Records excerpted from a collection:

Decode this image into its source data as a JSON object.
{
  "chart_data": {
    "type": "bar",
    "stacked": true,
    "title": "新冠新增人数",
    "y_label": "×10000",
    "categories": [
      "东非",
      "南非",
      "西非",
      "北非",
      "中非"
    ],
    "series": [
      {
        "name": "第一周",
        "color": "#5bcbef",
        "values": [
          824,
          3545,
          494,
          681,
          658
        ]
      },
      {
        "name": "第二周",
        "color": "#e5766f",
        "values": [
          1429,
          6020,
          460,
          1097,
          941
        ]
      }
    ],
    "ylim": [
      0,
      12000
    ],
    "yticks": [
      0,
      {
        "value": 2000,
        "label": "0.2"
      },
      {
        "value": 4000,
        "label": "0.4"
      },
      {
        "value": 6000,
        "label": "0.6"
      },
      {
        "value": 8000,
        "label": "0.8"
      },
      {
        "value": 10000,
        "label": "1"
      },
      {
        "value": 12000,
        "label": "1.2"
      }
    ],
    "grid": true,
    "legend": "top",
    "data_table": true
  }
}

[WORK TO COMPLETE]: Every entry must be output again, exactly as written above.

[COMPLETED TASK]:
Decode this image into its source data as a JSON object.
{
  "chart_data": {
    "type": "bar",
    "stacked": true,
    "title": "新冠新增人数",
    "y_label": "×10000",
    "categories": [
      "东非",
      "南非",
      "西非",
      "北非",
      "中非"
    ],
    "series": [
      {
        "name": "第一周",
        "color": "#5bcbef",
        "values": [
          824,
          3545,
          494,
          681,
          658
        ]
      },
      {
        "name": "第二周",
        "color": "#e5766f",
        "values": [
          1429,
          6020,
          460,
          1097,
          941
        ]
      }
    ],
    "ylim": [
      0,
      12000
    ],
    "yticks": [
      0,
      {
        "value": 2000,
        "label": "0.2"
      },
      {
        "value": 4000,
        "label": "0.4"
      },
      {
        "value": 6000,
        "label": "0.6"
      },
      {
        "value": 8000,
        "label": "0.8"
      },
      {
        "value": 10000,
        "label": "1"
      },
      {
        "value": 12000,
        "label": "1.2"
      }
    ],
    "grid": true,
    "legend": "top",
    "data_table": true
  }
}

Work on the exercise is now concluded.